* Stated exercise
Write out the records below once more, exactly as they stand.

Records:
- - -

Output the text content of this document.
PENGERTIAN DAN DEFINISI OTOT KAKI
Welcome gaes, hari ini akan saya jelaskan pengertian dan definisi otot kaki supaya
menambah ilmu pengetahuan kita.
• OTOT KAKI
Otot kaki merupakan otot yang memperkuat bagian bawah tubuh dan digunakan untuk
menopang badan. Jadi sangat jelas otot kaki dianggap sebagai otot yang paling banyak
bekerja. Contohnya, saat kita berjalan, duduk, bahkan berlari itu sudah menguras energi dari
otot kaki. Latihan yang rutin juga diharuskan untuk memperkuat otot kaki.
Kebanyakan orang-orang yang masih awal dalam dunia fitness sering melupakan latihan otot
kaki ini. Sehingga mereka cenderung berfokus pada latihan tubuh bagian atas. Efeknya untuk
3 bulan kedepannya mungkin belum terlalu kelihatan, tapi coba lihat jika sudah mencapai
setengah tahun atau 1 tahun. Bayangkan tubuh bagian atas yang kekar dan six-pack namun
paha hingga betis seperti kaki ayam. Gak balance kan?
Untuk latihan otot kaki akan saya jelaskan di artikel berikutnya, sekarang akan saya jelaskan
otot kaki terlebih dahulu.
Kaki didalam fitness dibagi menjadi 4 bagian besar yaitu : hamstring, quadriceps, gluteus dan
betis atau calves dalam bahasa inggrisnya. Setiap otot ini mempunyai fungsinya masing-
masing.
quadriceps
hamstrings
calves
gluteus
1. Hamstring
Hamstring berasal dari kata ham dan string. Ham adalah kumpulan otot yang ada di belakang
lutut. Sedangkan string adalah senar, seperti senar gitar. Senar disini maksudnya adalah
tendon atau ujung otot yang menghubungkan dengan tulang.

- - -

* The solution
Output the text content of this document.
PENGERTIAN DAN DEFINISI OTOT KAKI
Welcome gaes, hari ini akan saya jelaskan pengertian dan definisi otot kaki supaya
menambah ilmu pengetahuan kita.
• OTOT KAKI
Otot kaki merupakan otot yang memperkuat bagian bawah tubuh dan digunakan untuk
menopang badan. Jadi sangat jelas otot kaki dianggap sebagai otot yang paling banyak
bekerja. Contohnya, saat kita berjalan, duduk, bahkan berlari itu sudah menguras energi dari
otot kaki. Latihan yang rutin juga diharuskan untuk memperkuat otot kaki.
Kebanyakan orang-orang yang masih awal dalam dunia fitness sering melupakan latihan otot
kaki ini. Sehingga mereka cenderung berfokus pada latihan tubuh bagian atas. Efeknya untuk
3 bulan kedepannya mungkin belum terlalu kelihatan, tapi coba lihat jika sudah mencapai
setengah tahun atau 1 tahun. Bayangkan tubuh bagian atas yang kekar dan six-pack namun
paha hingga betis seperti kaki ayam. Gak balance kan?
Untuk latihan otot kaki akan saya jelaskan di artikel berikutnya, sekarang akan saya jelaskan
otot kaki terlebih dahulu.
Kaki didalam fitness dibagi menjadi 4 bagian besar yaitu : hamstring, quadriceps, gluteus dan
betis atau calves dalam bahasa inggrisnya. Setiap otot ini mempunyai fungsinya masing-
masing.
quadriceps
hamstrings
calves
gluteus
1. Hamstring
Hamstring berasal dari kata ham dan string. Ham adalah kumpulan otot yang ada di belakang
lutut. Sedangkan string adalah senar, seperti senar gitar. Senar disini maksudnya adalah
tendon atau ujung otot yang menghubungkan dengan tulang.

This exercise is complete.